Wednesday, November 18, 2009

Desire is a funny thing

Paris is like a woman on her period, filled with racing hormones, swelling beauty, and inexplicable bitchiness. I not only appreciate it, I can relate. This Paris I understand. She is dirty and lethargic. Her elegant face is dotted with scores of stores hawking their wares. But she has both grand and petite moments of beauty, charm, and utter delight. I am lonely here. I have been completely ignored by everyone except foreigners and horny men that are still under the delusion that Americans are easy. Although I must say, virtually no one has been rude to me. They have returned my smiles and tolerated my completely incomprehensible French. All the same, I am comforted by the city, its buildings, its art, its age. Like the Parisian woman, Paris itself has aged gracefully.

Besides, being lonely is interesting to me, despite the sadness it brings. I have come to realize how easily others can influence me. I almost don’t want to break the spell and make friends. My thoughts here are truly my own. As I sit with them, I find a pleasure that is completely new to me. How is it that an intelligent and strong woman can reach 37 years of age and not know herself? And how did I become such a ridiculous cliché?

Task objective
Keep writing the blog post about being lonely in Paris, picking up right after its last line.

Data excerpts
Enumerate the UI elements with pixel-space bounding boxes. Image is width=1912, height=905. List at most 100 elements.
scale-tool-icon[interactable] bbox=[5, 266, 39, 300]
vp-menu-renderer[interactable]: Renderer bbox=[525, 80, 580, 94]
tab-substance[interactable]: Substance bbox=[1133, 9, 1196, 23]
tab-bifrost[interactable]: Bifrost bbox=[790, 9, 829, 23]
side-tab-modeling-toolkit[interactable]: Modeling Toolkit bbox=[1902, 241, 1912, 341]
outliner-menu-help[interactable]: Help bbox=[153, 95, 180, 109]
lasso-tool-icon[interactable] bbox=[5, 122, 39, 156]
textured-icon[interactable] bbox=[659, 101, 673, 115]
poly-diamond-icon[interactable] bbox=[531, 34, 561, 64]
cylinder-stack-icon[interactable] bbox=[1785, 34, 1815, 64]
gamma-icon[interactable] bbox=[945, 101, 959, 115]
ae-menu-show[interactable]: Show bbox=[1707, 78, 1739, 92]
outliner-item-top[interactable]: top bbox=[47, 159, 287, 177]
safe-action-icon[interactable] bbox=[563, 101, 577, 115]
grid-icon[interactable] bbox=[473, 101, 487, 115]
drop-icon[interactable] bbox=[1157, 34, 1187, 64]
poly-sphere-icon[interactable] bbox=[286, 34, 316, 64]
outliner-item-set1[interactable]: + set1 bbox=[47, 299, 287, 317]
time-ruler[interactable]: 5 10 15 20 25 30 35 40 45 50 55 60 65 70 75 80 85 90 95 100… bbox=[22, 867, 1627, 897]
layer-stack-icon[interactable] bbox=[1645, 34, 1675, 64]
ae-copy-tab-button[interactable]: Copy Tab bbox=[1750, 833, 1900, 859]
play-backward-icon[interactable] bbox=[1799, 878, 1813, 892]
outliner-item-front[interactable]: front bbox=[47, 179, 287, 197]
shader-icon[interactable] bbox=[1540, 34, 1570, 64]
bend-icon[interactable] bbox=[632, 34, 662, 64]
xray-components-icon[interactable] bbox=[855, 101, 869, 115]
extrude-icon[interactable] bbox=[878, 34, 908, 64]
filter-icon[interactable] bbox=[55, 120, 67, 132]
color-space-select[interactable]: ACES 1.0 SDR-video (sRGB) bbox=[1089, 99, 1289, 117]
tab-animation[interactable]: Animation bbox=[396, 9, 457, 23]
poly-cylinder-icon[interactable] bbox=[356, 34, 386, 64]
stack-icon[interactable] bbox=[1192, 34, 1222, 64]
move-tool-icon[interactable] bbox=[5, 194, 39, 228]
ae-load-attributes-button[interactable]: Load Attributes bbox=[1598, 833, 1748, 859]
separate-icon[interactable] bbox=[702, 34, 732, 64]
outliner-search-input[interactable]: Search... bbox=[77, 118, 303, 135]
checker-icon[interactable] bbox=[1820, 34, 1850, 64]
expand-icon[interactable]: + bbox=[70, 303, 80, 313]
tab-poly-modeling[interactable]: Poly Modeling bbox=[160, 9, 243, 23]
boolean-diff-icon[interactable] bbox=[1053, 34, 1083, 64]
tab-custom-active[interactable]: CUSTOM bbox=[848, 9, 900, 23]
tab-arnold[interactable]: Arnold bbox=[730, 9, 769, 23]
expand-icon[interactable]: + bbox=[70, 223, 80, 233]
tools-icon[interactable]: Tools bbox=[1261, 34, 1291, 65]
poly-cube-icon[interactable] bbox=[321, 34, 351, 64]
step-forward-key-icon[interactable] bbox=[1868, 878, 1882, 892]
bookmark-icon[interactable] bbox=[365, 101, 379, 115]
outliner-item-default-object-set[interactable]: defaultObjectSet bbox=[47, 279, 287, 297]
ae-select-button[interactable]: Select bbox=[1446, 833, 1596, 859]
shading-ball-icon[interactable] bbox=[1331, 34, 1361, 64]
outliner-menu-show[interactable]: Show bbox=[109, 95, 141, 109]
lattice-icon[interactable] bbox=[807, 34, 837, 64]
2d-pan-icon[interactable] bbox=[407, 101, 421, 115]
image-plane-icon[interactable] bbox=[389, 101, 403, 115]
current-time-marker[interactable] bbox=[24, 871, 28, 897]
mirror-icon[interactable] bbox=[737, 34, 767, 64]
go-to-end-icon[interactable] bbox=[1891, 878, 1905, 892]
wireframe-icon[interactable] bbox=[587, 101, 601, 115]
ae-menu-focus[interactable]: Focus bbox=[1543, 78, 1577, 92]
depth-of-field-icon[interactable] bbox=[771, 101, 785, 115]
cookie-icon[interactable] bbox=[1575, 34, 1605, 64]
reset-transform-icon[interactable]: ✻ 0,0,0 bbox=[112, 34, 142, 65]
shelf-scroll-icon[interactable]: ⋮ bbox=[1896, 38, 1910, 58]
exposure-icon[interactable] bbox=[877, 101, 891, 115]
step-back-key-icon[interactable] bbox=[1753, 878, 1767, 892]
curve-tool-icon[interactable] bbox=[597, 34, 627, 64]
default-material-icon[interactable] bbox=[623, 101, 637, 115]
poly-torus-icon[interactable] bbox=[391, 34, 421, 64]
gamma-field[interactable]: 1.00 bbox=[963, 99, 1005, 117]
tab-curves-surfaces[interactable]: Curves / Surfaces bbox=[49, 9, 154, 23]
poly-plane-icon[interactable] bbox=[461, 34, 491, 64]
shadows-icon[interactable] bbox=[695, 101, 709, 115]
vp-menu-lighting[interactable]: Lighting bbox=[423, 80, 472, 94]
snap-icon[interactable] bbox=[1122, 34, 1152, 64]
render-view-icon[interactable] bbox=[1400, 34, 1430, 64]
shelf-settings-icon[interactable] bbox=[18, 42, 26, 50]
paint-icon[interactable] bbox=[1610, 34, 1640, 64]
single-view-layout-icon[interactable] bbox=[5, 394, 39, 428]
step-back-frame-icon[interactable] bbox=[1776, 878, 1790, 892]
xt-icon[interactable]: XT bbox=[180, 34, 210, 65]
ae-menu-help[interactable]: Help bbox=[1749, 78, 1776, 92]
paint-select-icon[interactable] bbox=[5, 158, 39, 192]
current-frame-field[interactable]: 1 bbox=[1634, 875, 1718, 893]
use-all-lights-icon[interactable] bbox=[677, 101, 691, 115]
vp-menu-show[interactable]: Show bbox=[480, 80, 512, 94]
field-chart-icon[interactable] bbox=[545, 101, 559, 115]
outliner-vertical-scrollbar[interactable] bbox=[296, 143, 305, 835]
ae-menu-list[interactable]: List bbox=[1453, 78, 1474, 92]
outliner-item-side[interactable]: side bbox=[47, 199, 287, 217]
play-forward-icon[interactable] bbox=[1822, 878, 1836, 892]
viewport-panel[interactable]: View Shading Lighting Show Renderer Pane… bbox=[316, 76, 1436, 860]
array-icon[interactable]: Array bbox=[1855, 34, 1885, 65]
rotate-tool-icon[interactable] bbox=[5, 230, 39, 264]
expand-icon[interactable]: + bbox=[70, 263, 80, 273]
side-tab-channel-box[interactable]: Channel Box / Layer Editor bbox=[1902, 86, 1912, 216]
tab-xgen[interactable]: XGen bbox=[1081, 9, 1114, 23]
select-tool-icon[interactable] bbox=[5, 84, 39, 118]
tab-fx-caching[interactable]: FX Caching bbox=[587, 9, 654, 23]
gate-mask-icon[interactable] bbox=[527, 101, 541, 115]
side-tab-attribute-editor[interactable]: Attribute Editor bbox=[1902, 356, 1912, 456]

Response area
I am now free to meander through my desires as I choose. To be honest, I am mostly lost, completely lost. I have no idea how to tell which thoughts are folly and which are fiercely honest. A lifetime of trying to be what others want has left me wondering how to identify what I truly want. Without a person to approve of my decisions, I find myself swayed by my daily activities. Maybe I want to teach French or Italian. Never mind that I can’t find the correct rhythm or pronunciation. Maybe I should find a way to eat for living. Never mind that staying relatively thin and healthy has always been more important to me that eating. Who is this woman? What do these desires really mean? How am I, a woman who has spent a great deal of time being very selfish but very little time thinking about what I truly want, supposed to interpret these desires?